=== EXERCISE DETAILS ===
Look over the lines below. Report each one that includes the string "this".

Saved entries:
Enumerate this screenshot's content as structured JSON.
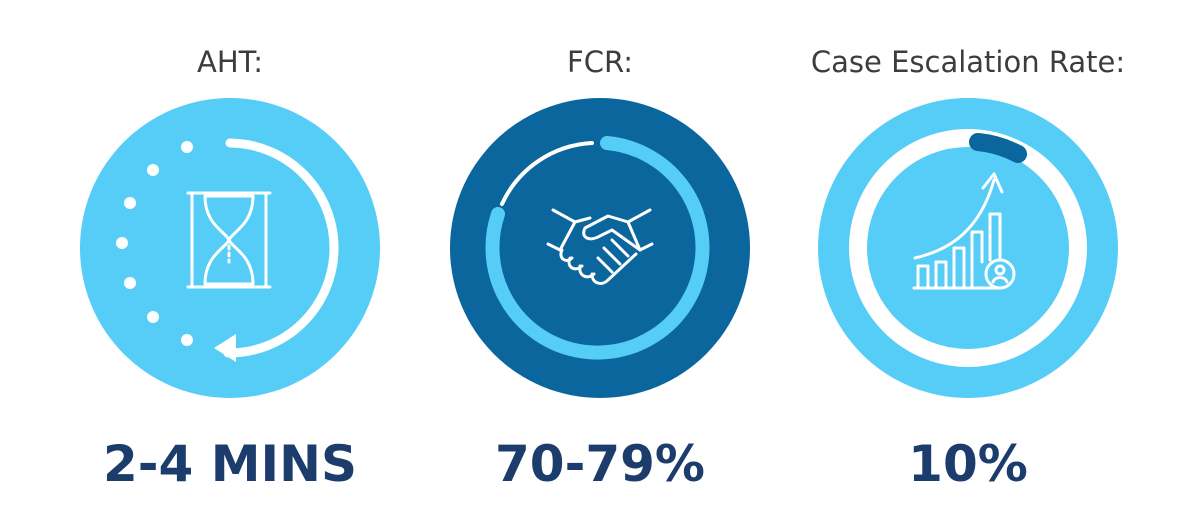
{
  "metrics": [
    {
      "label": "AHT:",
      "value": "2-4 MINS"
    },
    {
      "label": "FCR:",
      "value": "70-79%"
    },
    {
      "label": "Case Escalation Rate:",
      "value": "10%"
    }
  ]
}
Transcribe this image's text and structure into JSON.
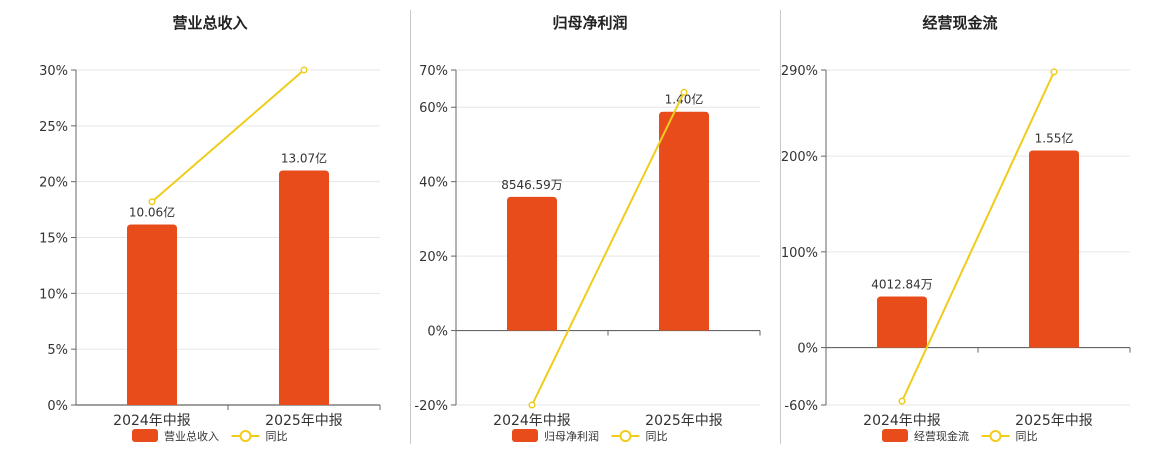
{
  "colors": {
    "bar": "#e84c1a",
    "line": "#f0cc1c",
    "grid": "#e6e6e6",
    "axis": "#666666"
  },
  "chart_data": [
    {
      "type": "bar",
      "title": "营业总收入",
      "categories": [
        "2024年中报",
        "2025年中报"
      ],
      "series": [
        {
          "name": "营业总收入",
          "type": "bar",
          "values": [
            10.06,
            13.07
          ],
          "labels": [
            "10.06亿",
            "13.07亿"
          ]
        },
        {
          "name": "同比",
          "type": "line",
          "values": [
            18.2,
            30.0
          ]
        }
      ],
      "ylim": [
        0,
        30
      ],
      "yticks": [
        0,
        5,
        10,
        15,
        20,
        25,
        30
      ],
      "ytick_labels": [
        "0%",
        "5%",
        "10%",
        "15%",
        "20%",
        "25%",
        "30%"
      ],
      "grid": true,
      "legend": "bottom"
    },
    {
      "type": "bar",
      "title": "归母净利润",
      "categories": [
        "2024年中报",
        "2025年中报"
      ],
      "series": [
        {
          "name": "归母净利润",
          "type": "bar",
          "values": [
            0.8547,
            1.4
          ],
          "labels": [
            "8546.59万",
            "1.40亿"
          ]
        },
        {
          "name": "同比",
          "type": "line",
          "values": [
            -20,
            64
          ]
        }
      ],
      "ylim": [
        -20,
        70
      ],
      "yticks": [
        -20,
        0,
        20,
        40,
        60,
        70
      ],
      "ytick_labels": [
        "-20%",
        "0%",
        "20%",
        "40%",
        "60%",
        "70%"
      ],
      "grid": true,
      "legend": "bottom"
    },
    {
      "type": "bar",
      "title": "经营现金流",
      "categories": [
        "2024年中报",
        "2025年中报"
      ],
      "series": [
        {
          "name": "经营现金流",
          "type": "bar",
          "values": [
            0.4013,
            1.55
          ],
          "labels": [
            "4012.84万",
            "1.55亿"
          ]
        },
        {
          "name": "同比",
          "type": "line",
          "values": [
            -56,
            288
          ]
        }
      ],
      "ylim": [
        -60,
        290
      ],
      "yticks": [
        -60,
        0,
        100,
        200,
        290
      ],
      "ytick_labels": [
        "-60%",
        "0%",
        "100%",
        "200%",
        "290%"
      ],
      "grid": true,
      "legend": "bottom"
    }
  ]
}
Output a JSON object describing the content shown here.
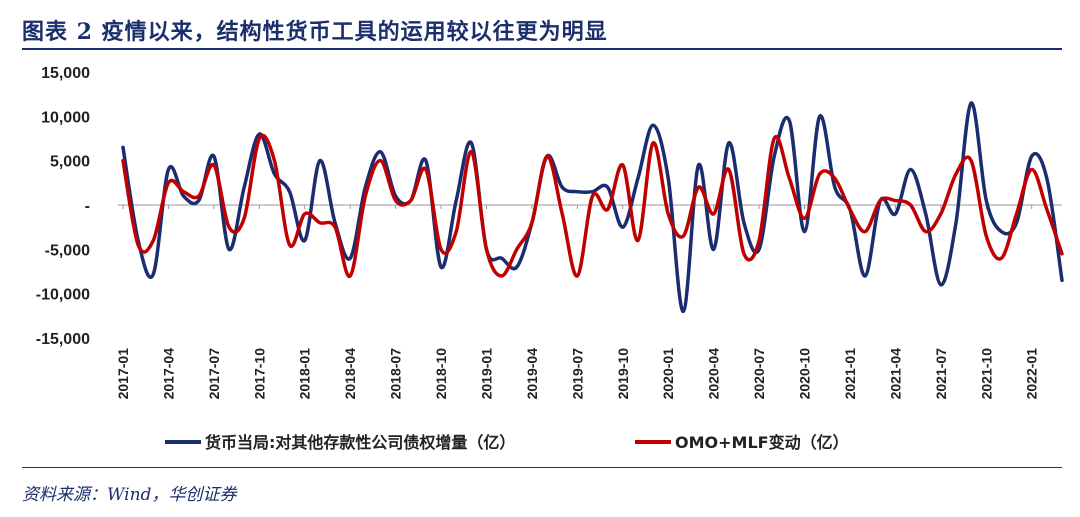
{
  "header": {
    "title": "图表 2   疫情以来，结构性货币工具的运用较以往更为明显"
  },
  "footer": {
    "source": "资料来源：Wind，华创证券"
  },
  "chart_data": {
    "type": "line",
    "title": "疫情以来，结构性货币工具的运用较以往更为明显",
    "xlabel": "",
    "ylabel": "",
    "ylim": [
      -15000,
      15000
    ],
    "yticks": [
      15000,
      10000,
      5000,
      0,
      -5000,
      -10000,
      -15000
    ],
    "ytick_labels": [
      "15,000",
      "10,000",
      "5,000",
      "-",
      "-5,000",
      "-10,000",
      "-15,000"
    ],
    "x": [
      "2017-01",
      "2017-02",
      "2017-03",
      "2017-04",
      "2017-05",
      "2017-06",
      "2017-07",
      "2017-08",
      "2017-09",
      "2017-10",
      "2017-11",
      "2017-12",
      "2018-01",
      "2018-02",
      "2018-03",
      "2018-04",
      "2018-05",
      "2018-06",
      "2018-07",
      "2018-08",
      "2018-09",
      "2018-10",
      "2018-11",
      "2018-12",
      "2019-01",
      "2019-02",
      "2019-03",
      "2019-04",
      "2019-05",
      "2019-06",
      "2019-07",
      "2019-08",
      "2019-09",
      "2019-10",
      "2019-11",
      "2019-12",
      "2020-01",
      "2020-02",
      "2020-03",
      "2020-04",
      "2020-05",
      "2020-06",
      "2020-07",
      "2020-08",
      "2020-09",
      "2020-10",
      "2020-11",
      "2020-12",
      "2021-01",
      "2021-02",
      "2021-03",
      "2021-04",
      "2021-05",
      "2021-06",
      "2021-07",
      "2021-08",
      "2021-09",
      "2021-10",
      "2021-11",
      "2021-12",
      "2022-01",
      "2022-02",
      "2022-03"
    ],
    "xtick_labels": [
      "2017-01",
      "2017-04",
      "2017-07",
      "2017-10",
      "2018-01",
      "2018-04",
      "2018-07",
      "2018-10",
      "2019-01",
      "2019-04",
      "2019-07",
      "2019-10",
      "2020-01",
      "2020-04",
      "2020-07",
      "2020-10",
      "2021-01",
      "2021-04",
      "2021-07",
      "2021-10",
      "2022-01"
    ],
    "series": [
      {
        "name": "货币当局:对其他存款性公司债权增量（亿）",
        "color": "#1a2d6e",
        "values": [
          6500,
          -4000,
          -7800,
          4000,
          1000,
          500,
          5500,
          -5000,
          2000,
          8000,
          3500,
          1500,
          -4000,
          5000,
          -2000,
          -6000,
          2000,
          6000,
          1000,
          500,
          5000,
          -7000,
          500,
          7000,
          -5000,
          -6000,
          -7000,
          -2000,
          5500,
          2000,
          1500,
          1500,
          2000,
          -2500,
          3000,
          9000,
          3000,
          -12000,
          4500,
          -5000,
          7000,
          -2000,
          -5000,
          5500,
          9500,
          -3000,
          10000,
          2000,
          -500,
          -8000,
          500,
          -1000,
          4000,
          -1000,
          -9000,
          -2000,
          11500,
          500,
          -3000,
          -2000,
          5500,
          3000,
          -8500
        ]
      },
      {
        "name": "OMO+MLF变动（亿）",
        "color": "#c00000",
        "values": [
          5000,
          -4500,
          -4000,
          2500,
          1500,
          1000,
          4500,
          -2500,
          -1500,
          7500,
          5000,
          -4500,
          -1000,
          -2000,
          -2500,
          -8000,
          1000,
          5000,
          500,
          500,
          4000,
          -5000,
          -3000,
          6000,
          -5000,
          -8000,
          -5000,
          -2000,
          5500,
          -1000,
          -8000,
          1000,
          -500,
          4500,
          -4000,
          7000,
          -1000,
          -3500,
          2000,
          -1000,
          4000,
          -5500,
          -4000,
          7500,
          3000,
          -1500,
          3500,
          3000,
          -500,
          -3000,
          500,
          500,
          0,
          -3000,
          -1000,
          3500,
          5000,
          -3500,
          -6000,
          -1000,
          4000,
          -500,
          -5500
        ]
      }
    ],
    "legend_position": "bottom"
  }
}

=== THE SOLUTION ===
Enumerate this screenshot's content as structured JSON.
Transcribe this image's text and structure into JSON.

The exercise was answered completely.